= INSTRUCTION =
Output the material below in full, exactly as it is.

= EXERCISE INPUT =
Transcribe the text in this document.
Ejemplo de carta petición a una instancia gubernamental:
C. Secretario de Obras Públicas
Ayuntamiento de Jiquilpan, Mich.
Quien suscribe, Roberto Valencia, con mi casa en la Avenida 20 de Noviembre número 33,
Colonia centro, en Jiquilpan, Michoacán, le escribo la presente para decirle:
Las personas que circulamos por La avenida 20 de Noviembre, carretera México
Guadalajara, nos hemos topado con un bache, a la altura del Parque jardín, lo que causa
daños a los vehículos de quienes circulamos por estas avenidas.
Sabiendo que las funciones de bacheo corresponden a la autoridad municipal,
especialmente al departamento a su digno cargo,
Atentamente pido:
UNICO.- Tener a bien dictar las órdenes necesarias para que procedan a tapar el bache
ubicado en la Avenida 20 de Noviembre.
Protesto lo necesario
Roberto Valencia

= RESULT =
Transcribe the text in this document.
Ejemplo de carta petición a una instancia gubernamental:
C. Secretario de Obras Públicas
Ayuntamiento de Jiquilpan, Mich.
Quien suscribe, Roberto Valencia, con mi casa en la Avenida 20 de Noviembre número 33,
Colonia centro, en Jiquilpan, Michoacán, le escribo la presente para decirle:
Las personas que circulamos por La avenida 20 de Noviembre, carretera México
Guadalajara, nos hemos topado con un bache, a la altura del Parque jardín, lo que causa
daños a los vehículos de quienes circulamos por estas avenidas.
Sabiendo que las funciones de bacheo corresponden a la autoridad municipal,
especialmente al departamento a su digno cargo,
Atentamente pido:
UNICO.- Tener a bien dictar las órdenes necesarias para que procedan a tapar el bache
ubicado en la Avenida 20 de Noviembre.
Protesto lo necesario
Roberto Valencia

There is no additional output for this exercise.